==== DATA TO PROCESS

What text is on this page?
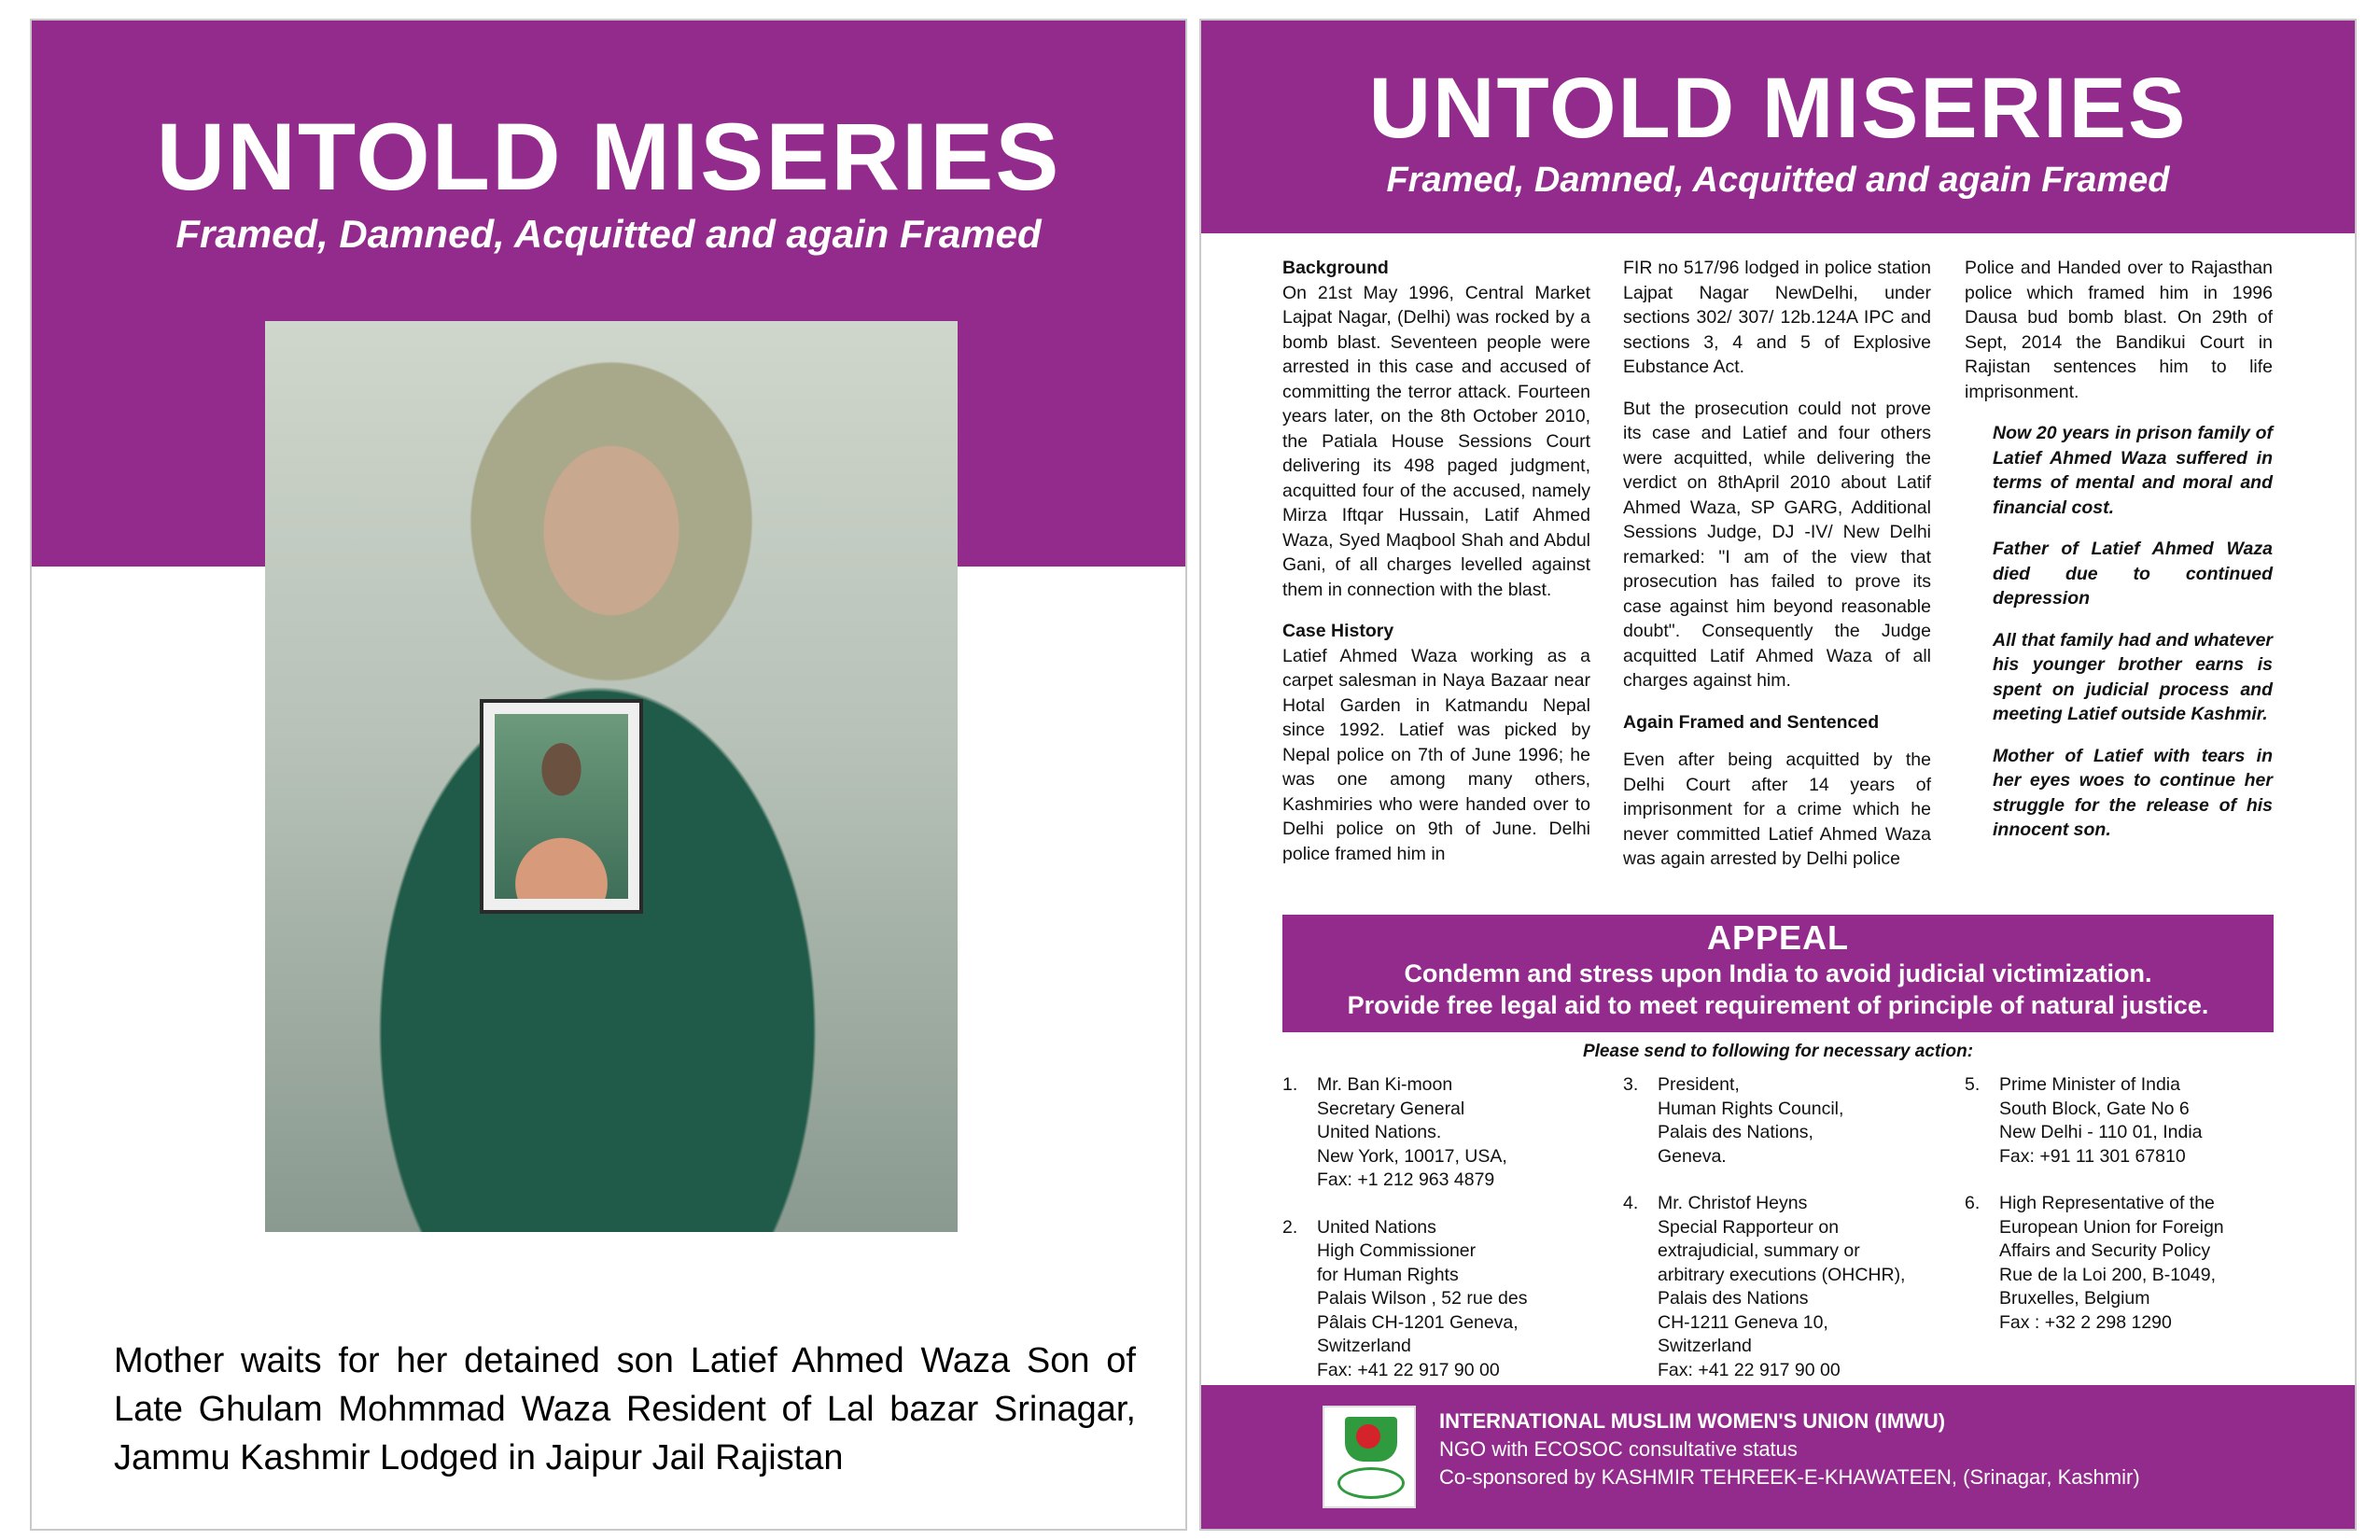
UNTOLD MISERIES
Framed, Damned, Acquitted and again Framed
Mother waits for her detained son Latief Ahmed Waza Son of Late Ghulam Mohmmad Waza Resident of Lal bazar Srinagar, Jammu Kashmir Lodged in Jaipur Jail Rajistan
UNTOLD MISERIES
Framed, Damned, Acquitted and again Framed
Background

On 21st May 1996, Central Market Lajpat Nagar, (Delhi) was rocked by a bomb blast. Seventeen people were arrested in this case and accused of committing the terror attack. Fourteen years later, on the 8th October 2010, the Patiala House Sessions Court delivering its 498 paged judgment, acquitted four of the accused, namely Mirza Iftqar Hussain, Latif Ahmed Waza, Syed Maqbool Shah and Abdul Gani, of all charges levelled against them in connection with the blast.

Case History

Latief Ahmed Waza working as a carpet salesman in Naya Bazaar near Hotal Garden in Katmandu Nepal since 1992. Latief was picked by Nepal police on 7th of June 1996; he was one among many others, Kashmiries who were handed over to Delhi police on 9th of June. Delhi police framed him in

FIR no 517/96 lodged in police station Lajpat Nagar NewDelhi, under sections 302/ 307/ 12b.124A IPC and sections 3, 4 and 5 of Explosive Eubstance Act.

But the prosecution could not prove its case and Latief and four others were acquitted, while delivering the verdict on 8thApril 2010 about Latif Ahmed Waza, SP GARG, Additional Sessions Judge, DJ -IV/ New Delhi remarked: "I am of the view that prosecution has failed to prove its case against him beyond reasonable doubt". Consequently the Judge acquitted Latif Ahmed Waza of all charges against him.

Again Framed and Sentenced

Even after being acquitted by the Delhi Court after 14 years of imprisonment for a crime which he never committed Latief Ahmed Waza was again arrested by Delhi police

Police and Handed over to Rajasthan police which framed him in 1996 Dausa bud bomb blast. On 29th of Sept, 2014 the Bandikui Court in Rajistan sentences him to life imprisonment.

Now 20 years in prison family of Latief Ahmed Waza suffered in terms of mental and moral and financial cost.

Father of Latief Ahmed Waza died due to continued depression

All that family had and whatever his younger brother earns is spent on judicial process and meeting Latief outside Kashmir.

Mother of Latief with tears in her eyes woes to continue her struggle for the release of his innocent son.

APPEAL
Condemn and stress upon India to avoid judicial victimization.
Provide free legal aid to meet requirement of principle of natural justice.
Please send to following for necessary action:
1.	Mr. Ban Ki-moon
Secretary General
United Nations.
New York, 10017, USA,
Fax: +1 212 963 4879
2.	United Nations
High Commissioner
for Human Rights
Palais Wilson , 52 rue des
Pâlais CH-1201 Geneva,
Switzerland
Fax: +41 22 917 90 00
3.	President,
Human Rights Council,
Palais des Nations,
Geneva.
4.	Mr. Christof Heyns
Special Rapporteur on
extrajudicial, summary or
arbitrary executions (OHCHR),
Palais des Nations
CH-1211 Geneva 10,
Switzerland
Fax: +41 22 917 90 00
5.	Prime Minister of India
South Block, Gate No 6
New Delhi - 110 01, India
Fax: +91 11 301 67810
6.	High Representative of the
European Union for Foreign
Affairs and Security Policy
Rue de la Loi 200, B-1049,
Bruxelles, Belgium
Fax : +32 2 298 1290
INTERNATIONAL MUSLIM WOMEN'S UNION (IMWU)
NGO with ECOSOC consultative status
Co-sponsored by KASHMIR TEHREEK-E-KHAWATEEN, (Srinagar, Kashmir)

========

WHAT IS NEEDED ▸
Using the records above, select and copy every line that has the word "Latif".

ANSWER IN FULL ▸
On 21st May 1996, Central Market Lajpat Nagar, (Delhi) was rocked by a bomb blast. Seventeen people were arrested in this case and accused of committing the terror attack. Fourteen years later, on the 8th October 2010, the Patiala House Sessions Court delivering its 498 paged judgment, acquitted four of the accused, namely Mirza Iftqar Hussain, Latif Ahmed Waza, Syed Maqbool Shah and Abdul Gani, of all charges levelled against them in connection with the blast.
But the prosecution could not prove its case and Latief and four others were acquitted, while delivering the verdict on 8thApril 2010 about Latif Ahmed Waza, SP GARG, Additional Sessions Judge, DJ -IV/ New Delhi remarked: "I am of the view that prosecution has failed to prove its case against him beyond reasonable doubt". Consequently the Judge acquitted Latif Ahmed Waza of all charges against him.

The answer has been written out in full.